→ **Written instruction**:
Reproduce the matrix multiplication message below word for word, in full.

→ **Passage given**:
════════════════
I should have mentioned that high performance matrix multiplies pretty much
always involve pretty simple reorderings of the normal loops that follow
from the definition of matrix multiplication.

For example,  C = A' * B can be written as

  for (i in 1..n) {
      for (j in 1..n) {
          c[i,j] = 0
          for (k = 1..n) {
             c[i,j]  +=  a[k, i] * b[k, j]
          }
      }
  }
  
But this can also be turned inside out as this:

  for (i in 1..n) {
      for (j in 1..n) {
          c[i,j] = 0
      }
  }

  for (k = 1..n) {
      for (i in 1..n) {
          for (j in 1..n) {
             c[i,j]  +=  a[k, i] * b[k, j]
          }
      }
  }

This is roughly what I was talking about in the first option for map-reduce
(although I may have gotten columns and rows backwards).


On 3/4/08 5:31 PM, "Ted Dunning" <[EMAIL PROTECTED]> wrote:

> 
> Jeff is right that it really depends on the application.
> 
> The area that I have done the most with map-reduce multiplication is in
> coocurrence counting on large data sets.
> 
> If we talk about documents that contain terms (as opposed to users who view
> videos, ornithologists who observe bird species or any other equivalent
> dyadic system) then we can represent our observations as a document x term
> matrix A.  For lots of analysis, it is interesting to compute a term x term
> coocurrence matrix A' * A.  Where we have millions of documents and millions
> of terms, this is daunting on a single machine.
════════════════
→ **Data rows**:
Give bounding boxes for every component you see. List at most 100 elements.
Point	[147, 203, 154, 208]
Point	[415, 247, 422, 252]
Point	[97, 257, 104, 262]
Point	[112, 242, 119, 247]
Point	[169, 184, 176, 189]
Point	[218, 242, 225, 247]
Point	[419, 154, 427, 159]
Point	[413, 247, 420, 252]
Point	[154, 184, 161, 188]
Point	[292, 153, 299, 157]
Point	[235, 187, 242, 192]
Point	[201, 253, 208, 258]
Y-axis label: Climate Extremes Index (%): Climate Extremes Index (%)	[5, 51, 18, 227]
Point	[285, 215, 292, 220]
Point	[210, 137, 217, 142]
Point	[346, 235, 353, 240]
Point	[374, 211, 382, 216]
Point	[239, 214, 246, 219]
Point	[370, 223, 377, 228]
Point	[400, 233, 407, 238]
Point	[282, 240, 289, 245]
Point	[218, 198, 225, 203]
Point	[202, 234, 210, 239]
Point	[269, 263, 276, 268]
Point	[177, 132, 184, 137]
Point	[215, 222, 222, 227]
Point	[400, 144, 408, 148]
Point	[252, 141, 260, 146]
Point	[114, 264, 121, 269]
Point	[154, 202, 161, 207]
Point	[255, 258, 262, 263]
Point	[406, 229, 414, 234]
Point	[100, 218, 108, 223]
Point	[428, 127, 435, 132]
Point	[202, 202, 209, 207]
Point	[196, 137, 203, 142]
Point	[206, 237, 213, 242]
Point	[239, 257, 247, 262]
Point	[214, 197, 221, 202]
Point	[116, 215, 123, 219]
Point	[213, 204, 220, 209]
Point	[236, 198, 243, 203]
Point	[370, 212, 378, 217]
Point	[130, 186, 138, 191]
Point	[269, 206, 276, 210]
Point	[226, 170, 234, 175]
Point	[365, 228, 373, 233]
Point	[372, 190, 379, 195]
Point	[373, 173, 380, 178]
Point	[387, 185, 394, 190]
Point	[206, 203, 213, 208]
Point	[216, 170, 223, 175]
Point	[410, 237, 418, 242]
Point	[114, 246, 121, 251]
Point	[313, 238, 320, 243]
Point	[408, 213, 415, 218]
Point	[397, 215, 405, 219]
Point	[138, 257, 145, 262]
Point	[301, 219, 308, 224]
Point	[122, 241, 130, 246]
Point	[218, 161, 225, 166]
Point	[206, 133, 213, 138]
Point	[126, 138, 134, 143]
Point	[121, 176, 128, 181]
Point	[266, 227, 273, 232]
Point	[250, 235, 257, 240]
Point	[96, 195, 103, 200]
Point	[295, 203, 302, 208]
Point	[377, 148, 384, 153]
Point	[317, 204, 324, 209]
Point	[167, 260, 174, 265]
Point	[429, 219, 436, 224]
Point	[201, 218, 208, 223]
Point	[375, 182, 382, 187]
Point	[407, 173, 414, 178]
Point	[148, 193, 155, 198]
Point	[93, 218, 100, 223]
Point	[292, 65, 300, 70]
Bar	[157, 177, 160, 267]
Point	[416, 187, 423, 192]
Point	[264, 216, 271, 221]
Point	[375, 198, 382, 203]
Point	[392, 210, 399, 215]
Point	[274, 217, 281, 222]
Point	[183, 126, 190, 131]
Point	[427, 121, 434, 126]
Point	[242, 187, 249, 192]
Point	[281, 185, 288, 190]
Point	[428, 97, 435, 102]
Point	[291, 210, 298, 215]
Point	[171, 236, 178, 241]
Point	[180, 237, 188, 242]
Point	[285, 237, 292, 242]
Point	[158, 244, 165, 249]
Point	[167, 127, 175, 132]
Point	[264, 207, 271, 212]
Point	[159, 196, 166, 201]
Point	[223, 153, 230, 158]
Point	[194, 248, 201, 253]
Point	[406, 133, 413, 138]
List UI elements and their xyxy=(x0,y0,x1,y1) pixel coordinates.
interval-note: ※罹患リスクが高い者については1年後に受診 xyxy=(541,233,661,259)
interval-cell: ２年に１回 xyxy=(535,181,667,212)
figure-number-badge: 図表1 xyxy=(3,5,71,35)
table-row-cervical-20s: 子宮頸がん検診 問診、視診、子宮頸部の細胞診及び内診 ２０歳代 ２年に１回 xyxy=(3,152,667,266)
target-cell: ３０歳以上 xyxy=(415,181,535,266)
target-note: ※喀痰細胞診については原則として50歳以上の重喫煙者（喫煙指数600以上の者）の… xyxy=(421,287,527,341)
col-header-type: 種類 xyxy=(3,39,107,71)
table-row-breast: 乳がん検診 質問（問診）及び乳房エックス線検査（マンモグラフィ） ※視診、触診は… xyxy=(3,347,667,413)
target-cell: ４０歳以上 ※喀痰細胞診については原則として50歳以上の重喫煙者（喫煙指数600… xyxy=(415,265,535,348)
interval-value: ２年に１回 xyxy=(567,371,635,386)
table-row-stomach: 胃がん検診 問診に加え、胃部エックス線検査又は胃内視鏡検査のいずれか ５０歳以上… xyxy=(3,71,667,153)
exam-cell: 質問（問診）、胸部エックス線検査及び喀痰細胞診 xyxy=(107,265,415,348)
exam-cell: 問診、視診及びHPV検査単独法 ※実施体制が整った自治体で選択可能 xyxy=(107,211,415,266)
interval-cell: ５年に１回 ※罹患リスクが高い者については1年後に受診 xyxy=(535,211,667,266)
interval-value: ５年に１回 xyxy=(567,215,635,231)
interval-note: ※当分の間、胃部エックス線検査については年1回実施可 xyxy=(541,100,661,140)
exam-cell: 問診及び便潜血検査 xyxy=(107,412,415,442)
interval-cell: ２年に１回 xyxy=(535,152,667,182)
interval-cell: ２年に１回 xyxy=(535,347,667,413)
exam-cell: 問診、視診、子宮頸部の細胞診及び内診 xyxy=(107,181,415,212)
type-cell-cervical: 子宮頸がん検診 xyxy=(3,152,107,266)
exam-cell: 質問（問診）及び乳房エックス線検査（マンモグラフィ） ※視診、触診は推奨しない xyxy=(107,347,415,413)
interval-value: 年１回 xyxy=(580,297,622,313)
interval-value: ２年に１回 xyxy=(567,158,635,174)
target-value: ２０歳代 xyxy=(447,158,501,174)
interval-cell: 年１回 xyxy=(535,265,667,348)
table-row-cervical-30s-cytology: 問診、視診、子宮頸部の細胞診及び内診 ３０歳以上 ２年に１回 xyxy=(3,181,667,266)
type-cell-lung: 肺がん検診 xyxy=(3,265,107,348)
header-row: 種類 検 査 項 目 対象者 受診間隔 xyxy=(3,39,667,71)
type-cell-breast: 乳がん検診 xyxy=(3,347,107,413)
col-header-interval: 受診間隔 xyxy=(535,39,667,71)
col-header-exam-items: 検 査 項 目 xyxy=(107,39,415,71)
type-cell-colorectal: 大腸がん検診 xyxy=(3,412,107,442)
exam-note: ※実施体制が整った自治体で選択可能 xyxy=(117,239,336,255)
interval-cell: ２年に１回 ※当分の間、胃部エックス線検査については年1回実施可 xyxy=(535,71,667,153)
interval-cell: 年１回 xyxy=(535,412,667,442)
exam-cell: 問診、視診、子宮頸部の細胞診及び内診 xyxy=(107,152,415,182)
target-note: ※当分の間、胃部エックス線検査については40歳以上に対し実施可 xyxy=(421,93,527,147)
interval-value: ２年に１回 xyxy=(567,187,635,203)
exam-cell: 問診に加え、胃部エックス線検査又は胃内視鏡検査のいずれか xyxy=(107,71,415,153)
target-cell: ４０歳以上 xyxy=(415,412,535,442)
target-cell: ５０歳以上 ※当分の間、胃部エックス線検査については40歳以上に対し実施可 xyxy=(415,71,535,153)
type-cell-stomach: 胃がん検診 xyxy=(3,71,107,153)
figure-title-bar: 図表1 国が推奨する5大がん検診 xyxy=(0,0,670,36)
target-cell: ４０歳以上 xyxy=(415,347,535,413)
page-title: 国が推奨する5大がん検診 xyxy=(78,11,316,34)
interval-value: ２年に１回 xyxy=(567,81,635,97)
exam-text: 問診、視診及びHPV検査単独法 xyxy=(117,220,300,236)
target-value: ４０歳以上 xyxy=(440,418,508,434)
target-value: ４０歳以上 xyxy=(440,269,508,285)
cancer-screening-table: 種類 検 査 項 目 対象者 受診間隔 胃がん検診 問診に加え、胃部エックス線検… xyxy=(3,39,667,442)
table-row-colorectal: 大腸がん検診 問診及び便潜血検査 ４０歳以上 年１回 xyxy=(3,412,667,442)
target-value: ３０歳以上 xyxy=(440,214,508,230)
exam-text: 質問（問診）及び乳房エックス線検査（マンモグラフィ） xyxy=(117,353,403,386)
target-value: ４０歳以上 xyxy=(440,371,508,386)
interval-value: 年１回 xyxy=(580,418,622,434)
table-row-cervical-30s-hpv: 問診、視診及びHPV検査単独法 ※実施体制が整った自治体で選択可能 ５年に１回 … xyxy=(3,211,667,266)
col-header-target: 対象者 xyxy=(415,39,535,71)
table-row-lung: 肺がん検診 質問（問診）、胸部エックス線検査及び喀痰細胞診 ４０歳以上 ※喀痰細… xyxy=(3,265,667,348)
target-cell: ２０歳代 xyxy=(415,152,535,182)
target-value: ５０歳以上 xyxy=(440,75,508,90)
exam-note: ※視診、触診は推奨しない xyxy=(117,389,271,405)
════════════════
→ **Solution for this exercise**:
I should have mentioned that high performance matrix multiplies pretty much
always involve pretty simple reorderings of the normal loops that follow
from the definition of matrix multiplication.

For example,  C = A' * B can be written as

  for (i in 1..n) {
      for (j in 1..n) {
          c[i,j] = 0
          for (k = 1..n) {
             c[i,j]  +=  a[k, i] * b[k, j]
          }
      }
  }
  
But this can also be turned inside out as this:

  for (i in 1..n) {
      for (j in 1..n) {
          c[i,j] = 0
      }
  }

  for (k = 1..n) {
      for (i in 1..n) {
          for (j in 1..n) {
             c[i,j]  +=  a[k, i] * b[k, j]
          }
      }
  }

This is roughly what I was talking about in the first option for map-reduce
(although I may have gotten columns and rows backwards).


On 3/4/08 5:31 PM, "Ted Dunning" <[EMAIL PROTECTED]> wrote:

> 
> Jeff is right that it really depends on the application.
> 
> The area that I have done the most with map-reduce multiplication is in
> coocurrence counting on large data sets.
> 
> If we talk about documents that contain terms (as opposed to users who view
> videos, ornithologists who observe bird species or any other equivalent
> dyadic system) then we can represent our observations as a document x term
> matrix A.  For lots of analysis, it is interesting to compute a term x term
> coocurrence matrix A' * A.  Where we have millions of documents and millions
> of terms, this is daunting on a single machine.